Provide the data again in its entirety, exactly as given.
☆ ☆ ☆ ☆ ☆
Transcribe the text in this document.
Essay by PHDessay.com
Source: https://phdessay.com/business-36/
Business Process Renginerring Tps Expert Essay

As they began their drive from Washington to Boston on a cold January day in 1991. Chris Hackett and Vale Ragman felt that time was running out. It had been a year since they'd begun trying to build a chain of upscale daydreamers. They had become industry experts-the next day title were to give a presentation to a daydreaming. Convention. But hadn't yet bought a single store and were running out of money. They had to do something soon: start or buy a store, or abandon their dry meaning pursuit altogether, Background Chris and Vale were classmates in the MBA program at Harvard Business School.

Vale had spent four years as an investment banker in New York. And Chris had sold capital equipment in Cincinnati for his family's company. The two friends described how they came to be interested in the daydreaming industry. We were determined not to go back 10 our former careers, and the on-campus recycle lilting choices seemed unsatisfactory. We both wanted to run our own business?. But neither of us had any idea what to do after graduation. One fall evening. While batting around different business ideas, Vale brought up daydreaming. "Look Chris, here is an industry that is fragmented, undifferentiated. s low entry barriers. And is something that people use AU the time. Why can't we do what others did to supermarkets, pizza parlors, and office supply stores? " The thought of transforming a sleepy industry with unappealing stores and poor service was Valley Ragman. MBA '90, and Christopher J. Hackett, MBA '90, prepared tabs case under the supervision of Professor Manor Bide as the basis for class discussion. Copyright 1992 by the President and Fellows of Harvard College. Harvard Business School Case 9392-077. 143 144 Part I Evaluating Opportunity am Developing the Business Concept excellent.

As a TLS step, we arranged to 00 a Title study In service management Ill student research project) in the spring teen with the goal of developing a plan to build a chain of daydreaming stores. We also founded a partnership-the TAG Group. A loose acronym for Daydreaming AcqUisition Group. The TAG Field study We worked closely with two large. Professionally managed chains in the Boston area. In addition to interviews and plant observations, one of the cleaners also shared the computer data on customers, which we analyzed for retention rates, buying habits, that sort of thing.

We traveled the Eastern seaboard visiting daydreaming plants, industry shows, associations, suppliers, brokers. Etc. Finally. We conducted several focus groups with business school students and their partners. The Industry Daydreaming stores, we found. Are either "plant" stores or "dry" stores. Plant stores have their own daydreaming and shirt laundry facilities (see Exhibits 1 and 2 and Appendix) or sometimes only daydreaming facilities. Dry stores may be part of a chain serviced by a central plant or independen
☆ ☆ ☆ ☆ ☆
Solution for this task
Transcribe the text in this document.
Essay by PHDessay.com
Source: https://phdessay.com/business-36/
Business Process Renginerring Tps Expert Essay

As they began their drive from Washington to Boston on a cold January day in 1991. Chris Hackett and Vale Ragman felt that time was running out. It had been a year since they'd begun trying to build a chain of upscale daydreamers. They had become industry experts-the next day title were to give a presentation to a daydreaming. Convention. But hadn't yet bought a single store and were running out of money. They had to do something soon: start or buy a store, or abandon their dry meaning pursuit altogether, Background Chris and Vale were classmates in the MBA program at Harvard Business School.

Vale had spent four years as an investment banker in New York. And Chris had sold capital equipment in Cincinnati for his family's company. The two friends described how they came to be interested in the daydreaming industry. We were determined not to go back 10 our former careers, and the on-campus recycle lilting choices seemed unsatisfactory. We both wanted to run our own business?. But neither of us had any idea what to do after graduation. One fall evening. While batting around different business ideas, Vale brought up daydreaming. "Look Chris, here is an industry that is fragmented, undifferentiated. s low entry barriers. And is something that people use AU the time. Why can't we do what others did to supermarkets, pizza parlors, and office supply stores? " The thought of transforming a sleepy industry with unappealing stores and poor service was Valley Ragman. MBA '90, and Christopher J. Hackett, MBA '90, prepared tabs case under the supervision of Professor Manor Bide as the basis for class discussion. Copyright 1992 by the President and Fellows of Harvard College. Harvard Business School Case 9392-077. 143 144 Part I Evaluating Opportunity am Developing the Business Concept excellent.

As a TLS step, we arranged to 00 a Title study In service management Ill student research project) in the spring teen with the goal of developing a plan to build a chain of daydreaming stores. We also founded a partnership-the TAG Group. A loose acronym for Daydreaming AcqUisition Group. The TAG Field study We worked closely with two large. Professionally managed chains in the Boston area. In addition to interviews and plant observations, one of the cleaners also shared the computer data on customers, which we analyzed for retention rates, buying habits, that sort of thing.

We traveled the Eastern seaboard visiting daydreaming plants, industry shows, associations, suppliers, brokers. Etc. Finally. We conducted several focus groups with business school students and their partners. The Industry Daydreaming stores, we found. Are either "plant" stores or "dry" stores. Plant stores have their own daydreaming and shirt laundry facilities (see Exhibits 1 and 2 and Appendix) or sometimes only daydreaming facilities. Dry stores may be part of a chain serviced by a central plant or independen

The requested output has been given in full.